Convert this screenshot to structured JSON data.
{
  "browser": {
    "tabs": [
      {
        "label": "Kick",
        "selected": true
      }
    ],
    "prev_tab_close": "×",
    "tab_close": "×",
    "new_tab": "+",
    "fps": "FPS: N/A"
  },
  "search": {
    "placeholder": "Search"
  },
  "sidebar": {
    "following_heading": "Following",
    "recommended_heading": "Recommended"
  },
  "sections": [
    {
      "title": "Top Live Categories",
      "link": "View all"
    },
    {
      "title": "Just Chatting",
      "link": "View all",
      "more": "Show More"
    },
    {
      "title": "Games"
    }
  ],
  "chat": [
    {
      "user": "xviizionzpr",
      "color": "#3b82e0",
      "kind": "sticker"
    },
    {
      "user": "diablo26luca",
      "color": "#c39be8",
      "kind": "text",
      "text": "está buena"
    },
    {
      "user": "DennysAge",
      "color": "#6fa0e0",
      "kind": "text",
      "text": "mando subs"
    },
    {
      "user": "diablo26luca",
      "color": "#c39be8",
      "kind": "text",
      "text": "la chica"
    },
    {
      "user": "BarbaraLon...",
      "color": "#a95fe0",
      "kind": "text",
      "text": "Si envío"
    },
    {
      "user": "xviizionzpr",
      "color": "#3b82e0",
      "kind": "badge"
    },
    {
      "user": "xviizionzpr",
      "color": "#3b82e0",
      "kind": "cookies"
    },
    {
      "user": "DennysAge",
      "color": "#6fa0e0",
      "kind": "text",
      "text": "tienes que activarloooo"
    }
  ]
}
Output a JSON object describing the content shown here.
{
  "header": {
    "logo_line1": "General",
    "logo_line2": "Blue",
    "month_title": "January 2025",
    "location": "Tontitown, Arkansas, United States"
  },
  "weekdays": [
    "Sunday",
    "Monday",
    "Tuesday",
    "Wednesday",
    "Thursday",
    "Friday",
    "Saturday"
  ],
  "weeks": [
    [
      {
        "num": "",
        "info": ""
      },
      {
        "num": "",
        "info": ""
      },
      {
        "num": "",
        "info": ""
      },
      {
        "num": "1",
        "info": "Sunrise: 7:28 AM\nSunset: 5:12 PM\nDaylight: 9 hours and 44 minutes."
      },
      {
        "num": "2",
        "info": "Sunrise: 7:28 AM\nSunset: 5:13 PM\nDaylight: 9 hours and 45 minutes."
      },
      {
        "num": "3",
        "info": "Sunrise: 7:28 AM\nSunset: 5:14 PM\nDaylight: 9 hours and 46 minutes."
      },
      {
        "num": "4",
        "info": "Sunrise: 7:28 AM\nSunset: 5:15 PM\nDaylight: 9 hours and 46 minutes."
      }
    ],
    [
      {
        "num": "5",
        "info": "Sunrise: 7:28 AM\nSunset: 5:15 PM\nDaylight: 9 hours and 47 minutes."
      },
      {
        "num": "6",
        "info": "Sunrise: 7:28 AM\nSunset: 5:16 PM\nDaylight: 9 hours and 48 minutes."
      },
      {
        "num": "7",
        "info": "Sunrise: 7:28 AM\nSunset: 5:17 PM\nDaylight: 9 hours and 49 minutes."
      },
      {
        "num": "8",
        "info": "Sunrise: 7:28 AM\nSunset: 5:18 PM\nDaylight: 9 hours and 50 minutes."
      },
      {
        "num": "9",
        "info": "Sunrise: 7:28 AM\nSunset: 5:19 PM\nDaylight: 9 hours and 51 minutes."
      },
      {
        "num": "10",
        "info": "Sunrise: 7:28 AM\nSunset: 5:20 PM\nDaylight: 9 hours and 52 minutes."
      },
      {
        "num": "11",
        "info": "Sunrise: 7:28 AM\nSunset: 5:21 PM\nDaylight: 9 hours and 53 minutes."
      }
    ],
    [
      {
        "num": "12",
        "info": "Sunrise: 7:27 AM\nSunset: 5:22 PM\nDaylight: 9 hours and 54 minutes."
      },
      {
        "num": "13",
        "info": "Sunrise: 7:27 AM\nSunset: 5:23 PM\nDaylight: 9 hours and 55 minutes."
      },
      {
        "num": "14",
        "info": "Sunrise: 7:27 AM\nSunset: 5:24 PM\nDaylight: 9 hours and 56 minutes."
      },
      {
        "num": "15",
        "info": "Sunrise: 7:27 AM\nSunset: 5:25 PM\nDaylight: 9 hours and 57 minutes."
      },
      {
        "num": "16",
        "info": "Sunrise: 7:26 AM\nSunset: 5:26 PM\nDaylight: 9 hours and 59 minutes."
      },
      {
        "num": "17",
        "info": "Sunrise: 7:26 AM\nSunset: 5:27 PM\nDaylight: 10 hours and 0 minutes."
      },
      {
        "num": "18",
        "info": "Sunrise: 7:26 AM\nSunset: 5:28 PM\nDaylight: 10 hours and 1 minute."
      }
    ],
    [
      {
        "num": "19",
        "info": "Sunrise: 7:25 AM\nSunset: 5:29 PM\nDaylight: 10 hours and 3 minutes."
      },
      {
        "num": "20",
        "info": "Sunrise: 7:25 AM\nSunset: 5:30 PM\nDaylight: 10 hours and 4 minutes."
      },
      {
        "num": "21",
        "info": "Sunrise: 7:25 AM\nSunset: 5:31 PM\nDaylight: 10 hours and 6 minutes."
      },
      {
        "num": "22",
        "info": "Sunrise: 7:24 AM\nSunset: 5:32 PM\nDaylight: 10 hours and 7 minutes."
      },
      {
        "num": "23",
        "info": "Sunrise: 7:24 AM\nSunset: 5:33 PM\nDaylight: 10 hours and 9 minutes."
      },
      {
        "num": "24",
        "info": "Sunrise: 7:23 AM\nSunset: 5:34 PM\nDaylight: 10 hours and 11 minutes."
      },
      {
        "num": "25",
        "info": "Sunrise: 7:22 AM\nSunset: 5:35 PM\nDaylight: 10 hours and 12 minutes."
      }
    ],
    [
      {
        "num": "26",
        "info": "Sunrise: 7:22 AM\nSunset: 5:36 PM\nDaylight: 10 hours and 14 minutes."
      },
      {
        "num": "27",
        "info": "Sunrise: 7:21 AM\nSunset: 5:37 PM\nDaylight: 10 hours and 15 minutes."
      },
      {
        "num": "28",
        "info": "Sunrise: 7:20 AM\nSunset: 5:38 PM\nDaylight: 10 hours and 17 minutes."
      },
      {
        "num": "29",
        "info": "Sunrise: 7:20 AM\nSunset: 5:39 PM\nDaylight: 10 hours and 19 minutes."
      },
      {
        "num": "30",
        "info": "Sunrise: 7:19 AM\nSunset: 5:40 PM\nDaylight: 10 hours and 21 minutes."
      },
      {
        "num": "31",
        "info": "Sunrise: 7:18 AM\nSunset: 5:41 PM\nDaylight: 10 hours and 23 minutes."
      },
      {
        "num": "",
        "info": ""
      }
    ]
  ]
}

GIVEN INSTRUCTION: Give every line of the material again, exactly as it reads.

PROBLEM SOLUTION:
Convert this screenshot to structured JSON data.
{
  "browser": {
    "tabs": [
      {
        "label": "Kick",
        "selected": true
      }
    ],
    "prev_tab_close": "×",
    "tab_close": "×",
    "new_tab": "+",
    "fps": "FPS: N/A"
  },
  "search": {
    "placeholder": "Search"
  },
  "sidebar": {
    "following_heading": "Following",
    "recommended_heading": "Recommended"
  },
  "sections": [
    {
      "title": "Top Live Categories",
      "link": "View all"
    },
    {
      "title": "Just Chatting",
      "link": "View all",
      "more": "Show More"
    },
    {
      "title": "Games"
    }
  ],
  "chat": [
    {
      "user": "xviizionzpr",
      "color": "#3b82e0",
      "kind": "sticker"
    },
    {
      "user": "diablo26luca",
      "color": "#c39be8",
      "kind": "text",
      "text": "está buena"
    },
    {
      "user": "DennysAge",
      "color": "#6fa0e0",
      "kind": "text",
      "text": "mando subs"
    },
    {
      "user": "diablo26luca",
      "color": "#c39be8",
      "kind": "text",
      "text": "la chica"
    },
    {
      "user": "BarbaraLon...",
      "color": "#a95fe0",
      "kind": "text",
      "text": "Si envío"
    },
    {
      "user": "xviizionzpr",
      "color": "#3b82e0",
      "kind": "badge"
    },
    {
      "user": "xviizionzpr",
      "color": "#3b82e0",
      "kind": "cookies"
    },
    {
      "user": "DennysAge",
      "color": "#6fa0e0",
      "kind": "text",
      "text": "tienes que activarloooo"
    }
  ]
}
Output a JSON object describing the content shown here.
{
  "header": {
    "logo_line1": "General",
    "logo_line2": "Blue",
    "month_title": "January 2025",
    "location": "Tontitown, Arkansas, United States"
  },
  "weekdays": [
    "Sunday",
    "Monday",
    "Tuesday",
    "Wednesday",
    "Thursday",
    "Friday",
    "Saturday"
  ],
  "weeks": [
    [
      {
        "num": "",
        "info": ""
      },
      {
        "num": "",
        "info": ""
      },
      {
        "num": "",
        "info": ""
      },
      {
        "num": "1",
        "info": "Sunrise: 7:28 AM\nSunset: 5:12 PM\nDaylight: 9 hours and 44 minutes."
      },
      {
        "num": "2",
        "info": "Sunrise: 7:28 AM\nSunset: 5:13 PM\nDaylight: 9 hours and 45 minutes."
      },
      {
        "num": "3",
        "info": "Sunrise: 7:28 AM\nSunset: 5:14 PM\nDaylight: 9 hours and 46 minutes."
      },
      {
        "num": "4",
        "info": "Sunrise: 7:28 AM\nSunset: 5:15 PM\nDaylight: 9 hours and 46 minutes."
      }
    ],
    [
      {
        "num": "5",
        "info": "Sunrise: 7:28 AM\nSunset: 5:15 PM\nDaylight: 9 hours and 47 minutes."
      },
      {
        "num": "6",
        "info": "Sunrise: 7:28 AM\nSunset: 5:16 PM\nDaylight: 9 hours and 48 minutes."
      },
      {
        "num": "7",
        "info": "Sunrise: 7:28 AM\nSunset: 5:17 PM\nDaylight: 9 hours and 49 minutes."
      },
      {
        "num": "8",
        "info": "Sunrise: 7:28 AM\nSunset: 5:18 PM\nDaylight: 9 hours and 50 minutes."
      },
      {
        "num": "9",
        "info": "Sunrise: 7:28 AM\nSunset: 5:19 PM\nDaylight: 9 hours and 51 minutes."
      },
      {
        "num": "10",
        "info": "Sunrise: 7:28 AM\nSunset: 5:20 PM\nDaylight: 9 hours and 52 minutes."
      },
      {
        "num": "11",
        "info": "Sunrise: 7:28 AM\nSunset: 5:21 PM\nDaylight: 9 hours and 53 minutes."
      }
    ],
    [
      {
        "num": "12",
        "info": "Sunrise: 7:27 AM\nSunset: 5:22 PM\nDaylight: 9 hours and 54 minutes."
      },
      {
        "num": "13",
        "info": "Sunrise: 7:27 AM\nSunset: 5:23 PM\nDaylight: 9 hours and 55 minutes."
      },
      {
        "num": "14",
        "info": "Sunrise: 7:27 AM\nSunset: 5:24 PM\nDaylight: 9 hours and 56 minutes."
      },
      {
        "num": "15",
        "info": "Sunrise: 7:27 AM\nSunset: 5:25 PM\nDaylight: 9 hours and 57 minutes."
      },
      {
        "num": "16",
        "info": "Sunrise: 7:26 AM\nSunset: 5:26 PM\nDaylight: 9 hours and 59 minutes."
      },
      {
        "num": "17",
        "info": "Sunrise: 7:26 AM\nSunset: 5:27 PM\nDaylight: 10 hours and 0 minutes."
      },
      {
        "num": "18",
        "info": "Sunrise: 7:26 AM\nSunset: 5:28 PM\nDaylight: 10 hours and 1 minute."
      }
    ],
    [
      {
        "num": "19",
        "info": "Sunrise: 7:25 AM\nSunset: 5:29 PM\nDaylight: 10 hours and 3 minutes."
      },
      {
        "num": "20",
        "info": "Sunrise: 7:25 AM\nSunset: 5:30 PM\nDaylight: 10 hours and 4 minutes."
      },
      {
        "num": "21",
        "info": "Sunrise: 7:25 AM\nSunset: 5:31 PM\nDaylight: 10 hours and 6 minutes."
      },
      {
        "num": "22",
        "info": "Sunrise: 7:24 AM\nSunset: 5:32 PM\nDaylight: 10 hours and 7 minutes."
      },
      {
        "num": "23",
        "info": "Sunrise: 7:24 AM\nSunset: 5:33 PM\nDaylight: 10 hours and 9 minutes."
      },
      {
        "num": "24",
        "info": "Sunrise: 7:23 AM\nSunset: 5:34 PM\nDaylight: 10 hours and 11 minutes."
      },
      {
        "num": "25",
        "info": "Sunrise: 7:22 AM\nSunset: 5:35 PM\nDaylight: 10 hours and 12 minutes."
      }
    ],
    [
      {
        "num": "26",
        "info": "Sunrise: 7:22 AM\nSunset: 5:36 PM\nDaylight: 10 hours and 14 minutes."
      },
      {
        "num": "27",
        "info": "Sunrise: 7:21 AM\nSunset: 5:37 PM\nDaylight: 10 hours and 15 minutes."
      },
      {
        "num": "28",
        "info": "Sunrise: 7:20 AM\nSunset: 5:38 PM\nDaylight: 10 hours and 17 minutes."
      },
      {
        "num": "29",
        "info": "Sunrise: 7:20 AM\nSunset: 5:39 PM\nDaylight: 10 hours and 19 minutes."
      },
      {
        "num": "30",
        "info": "Sunrise: 7:19 AM\nSunset: 5:40 PM\nDaylight: 10 hours and 21 minutes."
      },
      {
        "num": "31",
        "info": "Sunrise: 7:18 AM\nSunset: 5:41 PM\nDaylight: 10 hours and 23 minutes."
      },
      {
        "num": "",
        "info": ""
      }
    ]
  ]
}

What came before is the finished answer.